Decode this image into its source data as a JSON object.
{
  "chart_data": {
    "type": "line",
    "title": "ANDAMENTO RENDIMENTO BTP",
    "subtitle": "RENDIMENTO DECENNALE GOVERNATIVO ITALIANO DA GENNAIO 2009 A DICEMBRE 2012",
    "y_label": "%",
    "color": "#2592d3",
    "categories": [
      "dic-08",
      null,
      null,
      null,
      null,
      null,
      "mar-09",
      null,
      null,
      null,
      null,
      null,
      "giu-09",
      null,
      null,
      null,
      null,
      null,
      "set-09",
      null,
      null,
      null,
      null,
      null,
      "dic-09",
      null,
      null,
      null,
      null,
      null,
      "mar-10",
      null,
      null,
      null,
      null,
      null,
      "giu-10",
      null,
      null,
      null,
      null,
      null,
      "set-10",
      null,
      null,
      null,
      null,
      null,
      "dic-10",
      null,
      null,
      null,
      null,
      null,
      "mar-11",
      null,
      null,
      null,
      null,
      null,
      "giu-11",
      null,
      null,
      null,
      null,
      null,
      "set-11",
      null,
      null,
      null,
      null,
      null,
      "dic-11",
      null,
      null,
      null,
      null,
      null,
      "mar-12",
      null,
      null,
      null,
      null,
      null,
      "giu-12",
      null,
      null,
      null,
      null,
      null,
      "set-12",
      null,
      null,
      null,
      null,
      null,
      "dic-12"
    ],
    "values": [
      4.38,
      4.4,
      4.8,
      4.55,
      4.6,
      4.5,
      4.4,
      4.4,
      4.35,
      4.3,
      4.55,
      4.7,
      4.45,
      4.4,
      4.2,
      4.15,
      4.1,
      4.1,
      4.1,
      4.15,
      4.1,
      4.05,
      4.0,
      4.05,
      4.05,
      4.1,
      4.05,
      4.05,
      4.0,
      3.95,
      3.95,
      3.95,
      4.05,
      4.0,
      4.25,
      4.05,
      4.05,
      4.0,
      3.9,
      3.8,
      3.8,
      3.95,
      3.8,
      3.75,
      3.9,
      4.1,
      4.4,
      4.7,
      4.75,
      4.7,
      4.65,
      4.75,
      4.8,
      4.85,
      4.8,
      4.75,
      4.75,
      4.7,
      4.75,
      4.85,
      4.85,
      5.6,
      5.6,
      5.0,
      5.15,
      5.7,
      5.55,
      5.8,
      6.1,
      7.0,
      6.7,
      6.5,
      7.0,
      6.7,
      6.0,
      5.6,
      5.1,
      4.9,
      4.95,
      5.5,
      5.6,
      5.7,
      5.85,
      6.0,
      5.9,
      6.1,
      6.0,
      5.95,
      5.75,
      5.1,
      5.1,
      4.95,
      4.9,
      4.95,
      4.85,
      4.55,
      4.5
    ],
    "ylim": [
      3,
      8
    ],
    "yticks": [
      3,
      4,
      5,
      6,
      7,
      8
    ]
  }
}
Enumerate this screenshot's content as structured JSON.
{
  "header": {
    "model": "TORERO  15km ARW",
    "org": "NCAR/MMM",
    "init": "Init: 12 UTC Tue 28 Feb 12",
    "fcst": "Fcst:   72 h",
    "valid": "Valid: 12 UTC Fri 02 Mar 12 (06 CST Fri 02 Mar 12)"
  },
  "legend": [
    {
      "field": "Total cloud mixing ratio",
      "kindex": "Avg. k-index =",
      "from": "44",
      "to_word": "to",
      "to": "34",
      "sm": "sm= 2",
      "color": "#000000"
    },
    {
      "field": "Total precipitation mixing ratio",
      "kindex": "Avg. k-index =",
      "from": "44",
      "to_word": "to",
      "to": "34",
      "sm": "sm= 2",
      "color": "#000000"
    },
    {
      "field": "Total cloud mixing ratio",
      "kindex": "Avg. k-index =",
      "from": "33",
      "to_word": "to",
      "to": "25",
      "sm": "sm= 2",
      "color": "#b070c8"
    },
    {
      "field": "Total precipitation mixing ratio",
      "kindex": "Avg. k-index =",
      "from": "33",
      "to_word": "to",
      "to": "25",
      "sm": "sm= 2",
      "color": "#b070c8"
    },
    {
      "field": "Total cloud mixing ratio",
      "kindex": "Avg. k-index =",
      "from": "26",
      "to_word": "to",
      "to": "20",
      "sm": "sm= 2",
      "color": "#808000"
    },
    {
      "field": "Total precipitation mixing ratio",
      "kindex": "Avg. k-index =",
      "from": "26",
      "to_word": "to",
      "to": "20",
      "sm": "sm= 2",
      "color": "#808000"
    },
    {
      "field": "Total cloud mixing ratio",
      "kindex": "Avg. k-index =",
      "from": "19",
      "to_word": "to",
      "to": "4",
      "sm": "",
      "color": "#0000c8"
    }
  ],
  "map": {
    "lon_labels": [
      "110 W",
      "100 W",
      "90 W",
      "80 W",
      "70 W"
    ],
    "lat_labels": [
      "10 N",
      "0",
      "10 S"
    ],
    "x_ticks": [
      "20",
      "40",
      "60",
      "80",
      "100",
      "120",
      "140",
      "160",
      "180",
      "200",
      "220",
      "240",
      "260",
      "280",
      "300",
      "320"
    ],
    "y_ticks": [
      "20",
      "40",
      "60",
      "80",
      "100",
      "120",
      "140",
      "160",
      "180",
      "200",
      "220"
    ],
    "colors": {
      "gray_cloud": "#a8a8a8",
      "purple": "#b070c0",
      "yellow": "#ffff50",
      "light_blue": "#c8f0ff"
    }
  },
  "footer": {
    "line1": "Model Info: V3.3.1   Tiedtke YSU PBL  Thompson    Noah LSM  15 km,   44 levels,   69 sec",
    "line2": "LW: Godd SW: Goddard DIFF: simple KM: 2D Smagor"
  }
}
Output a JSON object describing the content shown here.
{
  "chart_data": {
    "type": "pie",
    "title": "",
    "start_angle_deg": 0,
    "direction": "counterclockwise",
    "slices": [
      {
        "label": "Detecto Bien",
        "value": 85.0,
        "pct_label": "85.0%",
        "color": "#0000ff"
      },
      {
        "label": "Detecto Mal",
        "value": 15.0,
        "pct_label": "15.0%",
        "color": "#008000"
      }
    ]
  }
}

— Exercise aim —
Output the listing above word for word.

— Written response —
Decode this image into its source data as a JSON object.
{
  "chart_data": {
    "type": "line",
    "title": "ANDAMENTO RENDIMENTO BTP",
    "subtitle": "RENDIMENTO DECENNALE GOVERNATIVO ITALIANO DA GENNAIO 2009 A DICEMBRE 2012",
    "y_label": "%",
    "color": "#2592d3",
    "categories": [
      "dic-08",
      null,
      null,
      null,
      null,
      null,
      "mar-09",
      null,
      null,
      null,
      null,
      null,
      "giu-09",
      null,
      null,
      null,
      null,
      null,
      "set-09",
      null,
      null,
      null,
      null,
      null,
      "dic-09",
      null,
      null,
      null,
      null,
      null,
      "mar-10",
      null,
      null,
      null,
      null,
      null,
      "giu-10",
      null,
      null,
      null,
      null,
      null,
      "set-10",
      null,
      null,
      null,
      null,
      null,
      "dic-10",
      null,
      null,
      null,
      null,
      null,
      "mar-11",
      null,
      null,
      null,
      null,
      null,
      "giu-11",
      null,
      null,
      null,
      null,
      null,
      "set-11",
      null,
      null,
      null,
      null,
      null,
      "dic-11",
      null,
      null,
      null,
      null,
      null,
      "mar-12",
      null,
      null,
      null,
      null,
      null,
      "giu-12",
      null,
      null,
      null,
      null,
      null,
      "set-12",
      null,
      null,
      null,
      null,
      null,
      "dic-12"
    ],
    "values": [
      4.38,
      4.4,
      4.8,
      4.55,
      4.6,
      4.5,
      4.4,
      4.4,
      4.35,
      4.3,
      4.55,
      4.7,
      4.45,
      4.4,
      4.2,
      4.15,
      4.1,
      4.1,
      4.1,
      4.15,
      4.1,
      4.05,
      4.0,
      4.05,
      4.05,
      4.1,
      4.05,
      4.05,
      4.0,
      3.95,
      3.95,
      3.95,
      4.05,
      4.0,
      4.25,
      4.05,
      4.05,
      4.0,
      3.9,
      3.8,
      3.8,
      3.95,
      3.8,
      3.75,
      3.9,
      4.1,
      4.4,
      4.7,
      4.75,
      4.7,
      4.65,
      4.75,
      4.8,
      4.85,
      4.8,
      4.75,
      4.75,
      4.7,
      4.75,
      4.85,
      4.85,
      5.6,
      5.6,
      5.0,
      5.15,
      5.7,
      5.55,
      5.8,
      6.1,
      7.0,
      6.7,
      6.5,
      7.0,
      6.7,
      6.0,
      5.6,
      5.1,
      4.9,
      4.95,
      5.5,
      5.6,
      5.7,
      5.85,
      6.0,
      5.9,
      6.1,
      6.0,
      5.95,
      5.75,
      5.1,
      5.1,
      4.95,
      4.9,
      4.95,
      4.85,
      4.55,
      4.5
    ],
    "ylim": [
      3,
      8
    ],
    "yticks": [
      3,
      4,
      5,
      6,
      7,
      8
    ]
  }
}
Enumerate this screenshot's content as structured JSON.
{
  "header": {
    "model": "TORERO  15km ARW",
    "org": "NCAR/MMM",
    "init": "Init: 12 UTC Tue 28 Feb 12",
    "fcst": "Fcst:   72 h",
    "valid": "Valid: 12 UTC Fri 02 Mar 12 (06 CST Fri 02 Mar 12)"
  },
  "legend": [
    {
      "field": "Total cloud mixing ratio",
      "kindex": "Avg. k-index =",
      "from": "44",
      "to_word": "to",
      "to": "34",
      "sm": "sm= 2",
      "color": "#000000"
    },
    {
      "field": "Total precipitation mixing ratio",
      "kindex": "Avg. k-index =",
      "from": "44",
      "to_word": "to",
      "to": "34",
      "sm": "sm= 2",
      "color": "#000000"
    },
    {
      "field": "Total cloud mixing ratio",
      "kindex": "Avg. k-index =",
      "from": "33",
      "to_word": "to",
      "to": "25",
      "sm": "sm= 2",
      "color": "#b070c8"
    },
    {
      "field": "Total precipitation mixing ratio",
      "kindex": "Avg. k-index =",
      "from": "33",
      "to_word": "to",
      "to": "25",
      "sm": "sm= 2",
      "color": "#b070c8"
    },
    {
      "field": "Total cloud mixing ratio",
      "kindex": "Avg. k-index =",
      "from": "26",
      "to_word": "to",
      "to": "20",
      "sm": "sm= 2",
      "color": "#808000"
    },
    {
      "field": "Total precipitation mixing ratio",
      "kindex": "Avg. k-index =",
      "from": "26",
      "to_word": "to",
      "to": "20",
      "sm": "sm= 2",
      "color": "#808000"
    },
    {
      "field": "Total cloud mixing ratio",
      "kindex": "Avg. k-index =",
      "from": "19",
      "to_word": "to",
      "to": "4",
      "sm": "",
      "color": "#0000c8"
    }
  ],
  "map": {
    "lon_labels": [
      "110 W",
      "100 W",
      "90 W",
      "80 W",
      "70 W"
    ],
    "lat_labels": [
      "10 N",
      "0",
      "10 S"
    ],
    "x_ticks": [
      "20",
      "40",
      "60",
      "80",
      "100",
      "120",
      "140",
      "160",
      "180",
      "200",
      "220",
      "240",
      "260",
      "280",
      "300",
      "320"
    ],
    "y_ticks": [
      "20",
      "40",
      "60",
      "80",
      "100",
      "120",
      "140",
      "160",
      "180",
      "200",
      "220"
    ],
    "colors": {
      "gray_cloud": "#a8a8a8",
      "purple": "#b070c0",
      "yellow": "#ffff50",
      "light_blue": "#c8f0ff"
    }
  },
  "footer": {
    "line1": "Model Info: V3.3.1   Tiedtke YSU PBL  Thompson    Noah LSM  15 km,   44 levels,   69 sec",
    "line2": "LW: Godd SW: Goddard DIFF: simple KM: 2D Smagor"
  }
}
Output a JSON object describing the content shown here.
{
  "chart_data": {
    "type": "pie",
    "title": "",
    "start_angle_deg": 0,
    "direction": "counterclockwise",
    "slices": [
      {
        "label": "Detecto Bien",
        "value": 85.0,
        "pct_label": "85.0%",
        "color": "#0000ff"
      },
      {
        "label": "Detecto Mal",
        "value": 15.0,
        "pct_label": "15.0%",
        "color": "#008000"
      }
    ]
  }
}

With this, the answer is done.